___ Working data ___

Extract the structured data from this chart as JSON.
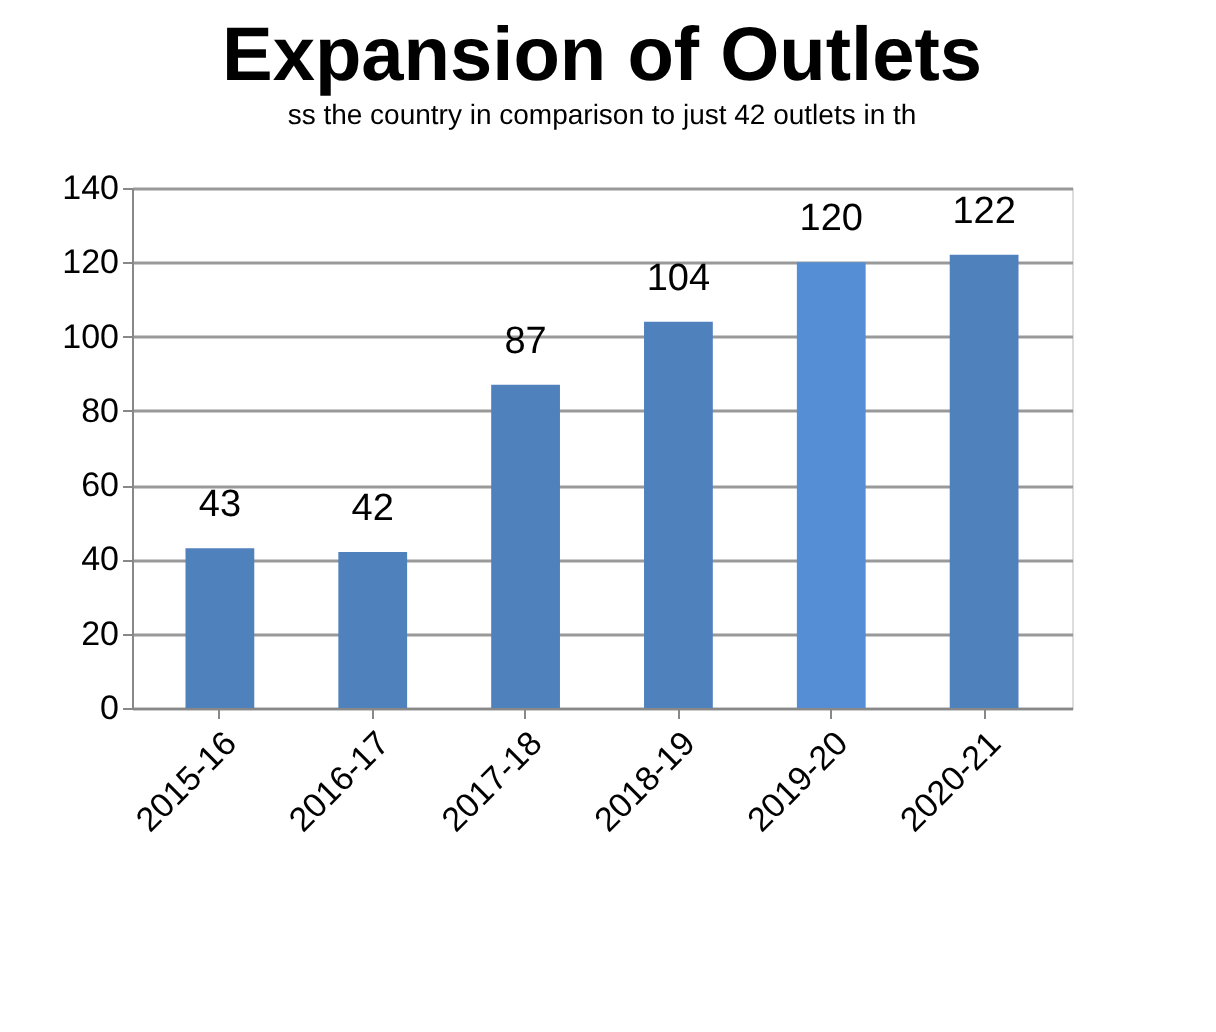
{
  "chart_data": {
    "type": "bar",
    "title": "Expansion of Outlets",
    "categories": [
      "2015-16",
      "2016-17",
      "2017-18",
      "2018-19",
      "2019-20",
      "2020-21"
    ],
    "values": [
      43,
      42,
      87,
      104,
      120,
      122
    ],
    "colors": [
      "#4f81bd",
      "#4f81bd",
      "#4f81bd",
      "#4f81bd",
      "#558ed5",
      "#4f81bd"
    ],
    "ylim": [
      0,
      140
    ],
    "yticks": [
      0,
      20,
      40,
      60,
      80,
      100,
      120,
      140
    ],
    "grid": "y",
    "data_labels": true,
    "annotations": [
      "ss the country in comparison to just 42 outlets in th"
    ]
  }
}
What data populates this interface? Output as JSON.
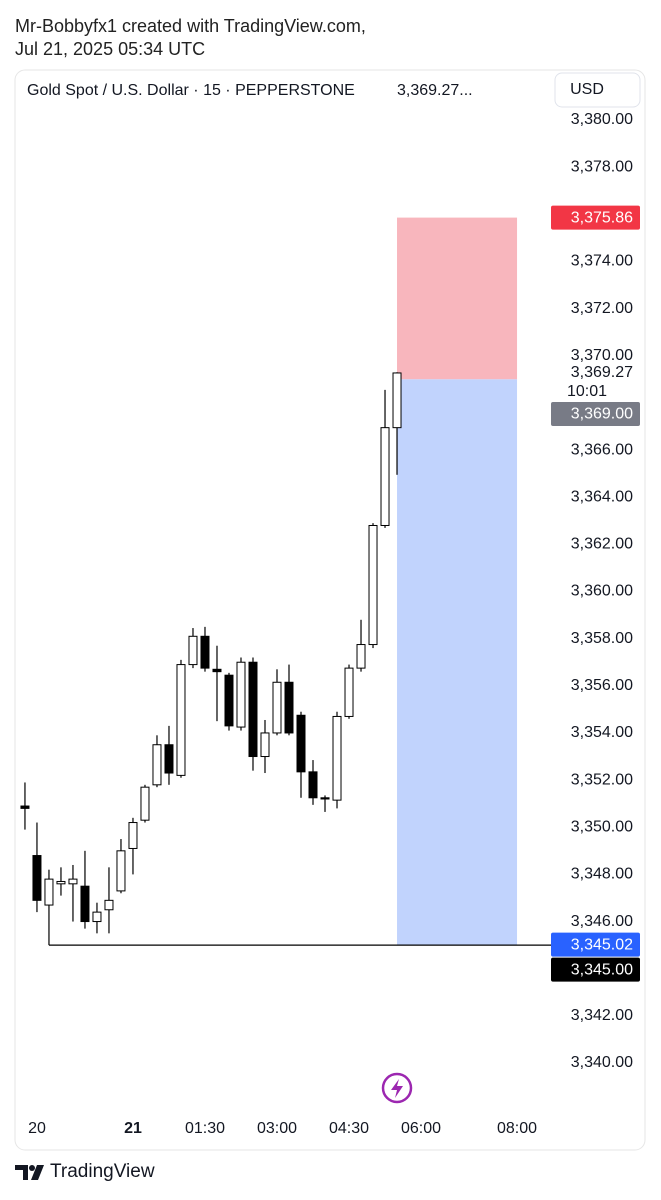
{
  "header": {
    "line1": "Mr-Bobbyfx1 created with TradingView.com,",
    "line2": "Jul 21, 2025 05:34 UTC"
  },
  "footer": "TradingView",
  "chart_data": {
    "type": "candlestick",
    "title": "Gold Spot / U.S. Dollar · 15 · PEPPERSTONE",
    "title_price": "3,369.27...",
    "currency": "USD",
    "x": [
      0,
      1,
      2,
      3,
      4,
      5,
      6,
      7,
      8,
      9,
      10,
      11,
      12,
      13,
      14,
      15,
      16,
      17,
      18,
      19,
      20,
      21,
      22,
      23,
      24,
      25,
      26,
      27,
      28,
      29,
      30,
      31
    ],
    "open": [
      3350.9,
      3348.8,
      3346.7,
      3347.6,
      3347.6,
      3347.5,
      3346.0,
      3346.5,
      3347.3,
      3349.1,
      3350.3,
      3351.8,
      3353.5,
      3352.2,
      3356.9,
      3358.1,
      3356.7,
      3356.45,
      3354.25,
      3357.0,
      3353.0,
      3354.0,
      3356.15,
      3354.75,
      3352.35,
      3351.25,
      3351.15,
      3354.7,
      3356.75,
      3357.75,
      3362.8,
      3366.95
    ],
    "high": [
      3351.9,
      3350.2,
      3348.2,
      3348.3,
      3348.4,
      3349.0,
      3346.8,
      3348.3,
      3349.5,
      3350.4,
      3351.8,
      3353.9,
      3354.3,
      3357.1,
      3358.45,
      3358.5,
      3357.7,
      3356.55,
      3357.2,
      3357.2,
      3354.55,
      3356.7,
      3356.9,
      3354.9,
      3352.85,
      3351.35,
      3354.9,
      3356.9,
      3358.8,
      3362.9,
      3368.55,
      3369.3
    ],
    "low": [
      3349.9,
      3346.4,
      3345.0,
      3347.1,
      3346.0,
      3345.7,
      3345.5,
      3345.5,
      3347.2,
      3348.0,
      3350.2,
      3351.7,
      3351.8,
      3352.1,
      3356.75,
      3356.6,
      3354.5,
      3354.1,
      3354.1,
      3352.4,
      3352.3,
      3353.9,
      3353.9,
      3351.25,
      3350.95,
      3350.65,
      3350.8,
      3354.6,
      3356.6,
      3357.6,
      3362.7,
      3364.95
    ],
    "close": [
      3350.8,
      3346.9,
      3347.8,
      3347.7,
      3347.8,
      3346.0,
      3346.4,
      3346.9,
      3349.0,
      3350.2,
      3351.7,
      3353.5,
      3352.3,
      3356.9,
      3358.1,
      3356.75,
      3356.6,
      3354.3,
      3357.0,
      3353.0,
      3354.0,
      3356.15,
      3354.0,
      3352.35,
      3351.25,
      3351.2,
      3354.7,
      3356.75,
      3357.75,
      3362.8,
      3366.95,
      3369.27
    ],
    "up_color": "#ffffff",
    "down_color": "#000000",
    "wick_color": "#000000",
    "xlim": [
      -0.83,
      43.58
    ],
    "ylim": [
      3338,
      3382
    ],
    "xticks": [
      {
        "value": 1,
        "label": "20"
      },
      {
        "value": 9,
        "label": "21",
        "bold": true
      },
      {
        "value": 15,
        "label": "01:30"
      },
      {
        "value": 21,
        "label": "03:00"
      },
      {
        "value": 27,
        "label": "04:30"
      },
      {
        "value": 33,
        "label": "06:00"
      },
      {
        "value": 41,
        "label": "08:00"
      }
    ],
    "yticks": [
      {
        "value": 3380,
        "label": "3,380.00"
      },
      {
        "value": 3378,
        "label": "3,378.00"
      },
      {
        "value": 3374,
        "label": "3,374.00"
      },
      {
        "value": 3372,
        "label": "3,372.00"
      },
      {
        "value": 3370,
        "label": "3,370.00"
      },
      {
        "value": 3366,
        "label": "3,366.00"
      },
      {
        "value": 3364,
        "label": "3,364.00"
      },
      {
        "value": 3362,
        "label": "3,362.00"
      },
      {
        "value": 3360,
        "label": "3,360.00"
      },
      {
        "value": 3358,
        "label": "3,358.00"
      },
      {
        "value": 3356,
        "label": "3,356.00"
      },
      {
        "value": 3354,
        "label": "3,354.00"
      },
      {
        "value": 3352,
        "label": "3,352.00"
      },
      {
        "value": 3350,
        "label": "3,350.00"
      },
      {
        "value": 3348,
        "label": "3,348.00"
      },
      {
        "value": 3346,
        "label": "3,346.00"
      },
      {
        "value": 3342,
        "label": "3,342.00"
      },
      {
        "value": 3340,
        "label": "3,340.00"
      }
    ],
    "position": {
      "entry": 3369.0,
      "stop": 3375.86,
      "target": 3345.02,
      "start": 31,
      "end": 41,
      "stop_color": "#f8b6bd",
      "target_color": "#c1d3fd"
    },
    "level": {
      "value": 3345.0,
      "start": 2,
      "color": "#000000"
    },
    "current": {
      "value": 3369.27,
      "label": "3,369.27",
      "countdown": "10:01"
    },
    "price_labels": [
      {
        "value": 3375.86,
        "label": "3,375.86",
        "color": "#f23645"
      },
      {
        "value": 3369.0,
        "label": "3,369.00",
        "color": "#787b86"
      },
      {
        "value": 3345.02,
        "label": "3,345.02",
        "color": "#2962ff"
      },
      {
        "value": 3345.0,
        "label": "3,345.00",
        "color": "#000000"
      }
    ]
  }
}
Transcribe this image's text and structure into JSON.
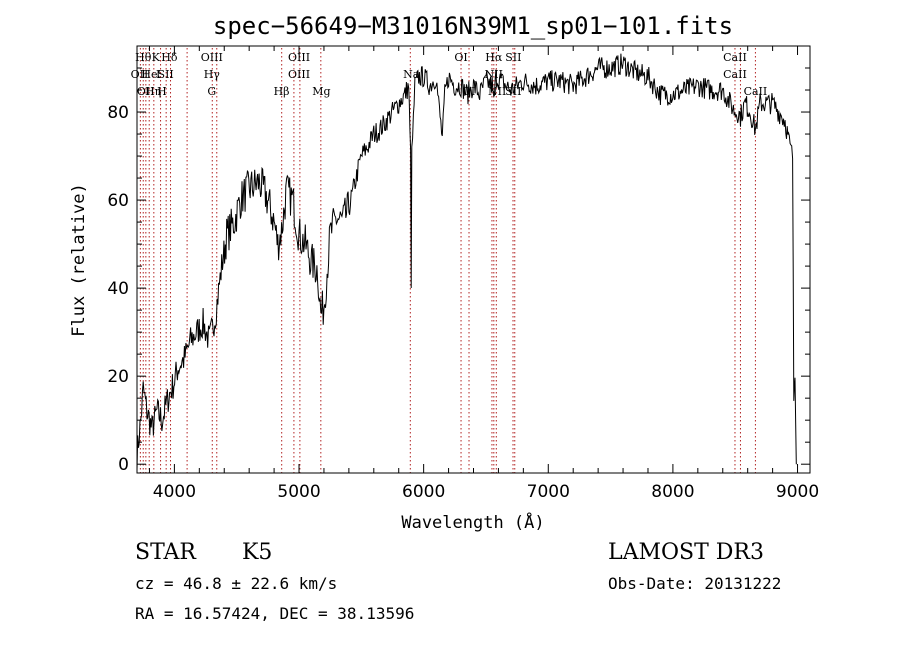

___

▸ **Written request**
The records above are to be reproduced exactly; the pictures are to be left out.

▸ **Output for this task**
Extract the structured data from this chart as JSON.
{
  "chart_data": {
    "type": "bar",
    "title": "Expansion of Outlets",
    "categories": [
      "2015-16",
      "2016-17",
      "2017-18",
      "2018-19",
      "2019-20",
      "2020-21"
    ],
    "values": [
      43,
      42,
      87,
      104,
      120,
      122
    ],
    "colors": [
      "#4f81bd",
      "#4f81bd",
      "#4f81bd",
      "#4f81bd",
      "#558ed5",
      "#4f81bd"
    ],
    "ylim": [
      0,
      140
    ],
    "yticks": [
      0,
      20,
      40,
      60,
      80,
      100,
      120,
      140
    ],
    "grid": "y",
    "data_labels": true,
    "annotations": [
      "ss the country in comparison to just 42 outlets in th"
    ]
  }
}
What data populates this interface? Output as JSON.
{
  "header": {
    "line1": "Mr-Bobbyfx1 created with TradingView.com,",
    "line2": "Jul 21, 2025 05:34 UTC"
  },
  "footer": "TradingView",
  "chart_data": {
    "type": "candlestick",
    "title": "Gold Spot / U.S. Dollar · 15 · PEPPERSTONE",
    "title_price": "3,369.27...",
    "currency": "USD",
    "x": [
      0,
      1,
      2,
      3,
      4,
      5,
      6,
      7,
      8,
      9,
      10,
      11,
      12,
      13,
      14,
      15,
      16,
      17,
      18,
      19,
      20,
      21,
      22,
      23,
      24,
      25,
      26,
      27,
      28,
      29,
      30,
      31
    ],
    "open": [
      3350.9,
      3348.8,
      3346.7,
      3347.6,
      3347.6,
      3347.5,
      3346.0,
      3346.5,
      3347.3,
      3349.1,
      3350.3,
      3351.8,
      3353.5,
      3352.2,
      3356.9,
      3358.1,
      3356.7,
      3356.45,
      3354.25,
      3357.0,
      3353.0,
      3354.0,
      3356.15,
      3354.75,
      3352.35,
      3351.25,
      3351.15,
      3354.7,
      3356.75,
      3357.75,
      3362.8,
      3366.95
    ],
    "high": [
      3351.9,
      3350.2,
      3348.2,
      3348.3,
      3348.4,
      3349.0,
      3346.8,
      3348.3,
      3349.5,
      3350.4,
      3351.8,
      3353.9,
      3354.3,
      3357.1,
      3358.45,
      3358.5,
      3357.7,
      3356.55,
      3357.2,
      3357.2,
      3354.55,
      3356.7,
      3356.9,
      3354.9,
      3352.85,
      3351.35,
      3354.9,
      3356.9,
      3358.8,
      3362.9,
      3368.55,
      3369.3
    ],
    "low": [
      3349.9,
      3346.4,
      3345.0,
      3347.1,
      3346.0,
      3345.7,
      3345.5,
      3345.5,
      3347.2,
      3348.0,
      3350.2,
      3351.7,
      3351.8,
      3352.1,
      3356.75,
      3356.6,
      3354.5,
      3354.1,
      3354.1,
      3352.4,
      3352.3,
      3353.9,
      3353.9,
      3351.25,
      3350.95,
      3350.65,
      3350.8,
      3354.6,
      3356.6,
      3357.6,
      3362.7,
      3364.95
    ],
    "close": [
      3350.8,
      3346.9,
      3347.8,
      3347.7,
      3347.8,
      3346.0,
      3346.4,
      3346.9,
      3349.0,
      3350.2,
      3351.7,
      3353.5,
      3352.3,
      3356.9,
      3358.1,
      3356.75,
      3356.6,
      3354.3,
      3357.0,
      3353.0,
      3354.0,
      3356.15,
      3354.0,
      3352.35,
      3351.25,
      3351.2,
      3354.7,
      3356.75,
      3357.75,
      3362.8,
      3366.95,
      3369.27
    ],
    "up_color": "#ffffff",
    "down_color": "#000000",
    "wick_color": "#000000",
    "xlim": [
      -0.83,
      43.58
    ],
    "ylim": [
      3338,
      3382
    ],
    "xticks": [
      {
        "value": 1,
        "label": "20"
      },
      {
        "value": 9,
        "label": "21",
        "bold": true
      },
      {
        "value": 15,
        "label": "01:30"
      },
      {
        "value": 21,
        "label": "03:00"
      },
      {
        "value": 27,
        "label": "04:30"
      },
      {
        "value": 33,
        "label": "06:00"
      },
      {
        "value": 41,
        "label": "08:00"
      }
    ],
    "yticks": [
      {
        "value": 3380,
        "label": "3,380.00"
      },
      {
        "value": 3378,
        "label": "3,378.00"
      },
      {
        "value": 3374,
        "label": "3,374.00"
      },
      {
        "value": 3372,
        "label": "3,372.00"
      },
      {
        "value": 3370,
        "label": "3,370.00"
      },
      {
        "value": 3366,
        "label": "3,366.00"
      },
      {
        "value": 3364,
        "label": "3,364.00"
      },
      {
        "value": 3362,
        "label": "3,362.00"
      },
      {
        "value": 3360,
        "label": "3,360.00"
      },
      {
        "value": 3358,
        "label": "3,358.00"
      },
      {
        "value": 3356,
        "label": "3,356.00"
      },
      {
        "value": 3354,
        "label": "3,354.00"
      },
      {
        "value": 3352,
        "label": "3,352.00"
      },
      {
        "value": 3350,
        "label": "3,350.00"
      },
      {
        "value": 3348,
        "label": "3,348.00"
      },
      {
        "value": 3346,
        "label": "3,346.00"
      },
      {
        "value": 3342,
        "label": "3,342.00"
      },
      {
        "value": 3340,
        "label": "3,340.00"
      }
    ],
    "position": {
      "entry": 3369.0,
      "stop": 3375.86,
      "target": 3345.02,
      "start": 31,
      "end": 41,
      "stop_color": "#f8b6bd",
      "target_color": "#c1d3fd"
    },
    "level": {
      "value": 3345.0,
      "start": 2,
      "color": "#000000"
    },
    "current": {
      "value": 3369.27,
      "label": "3,369.27",
      "countdown": "10:01"
    },
    "price_labels": [
      {
        "value": 3375.86,
        "label": "3,375.86",
        "color": "#f23645"
      },
      {
        "value": 3369.0,
        "label": "3,369.00",
        "color": "#787b86"
      },
      {
        "value": 3345.02,
        "label": "3,345.02",
        "color": "#2962ff"
      },
      {
        "value": 3345.0,
        "label": "3,345.00",
        "color": "#000000"
      }
    ]
  }
}
Transcribe this image's text and structure into JSON.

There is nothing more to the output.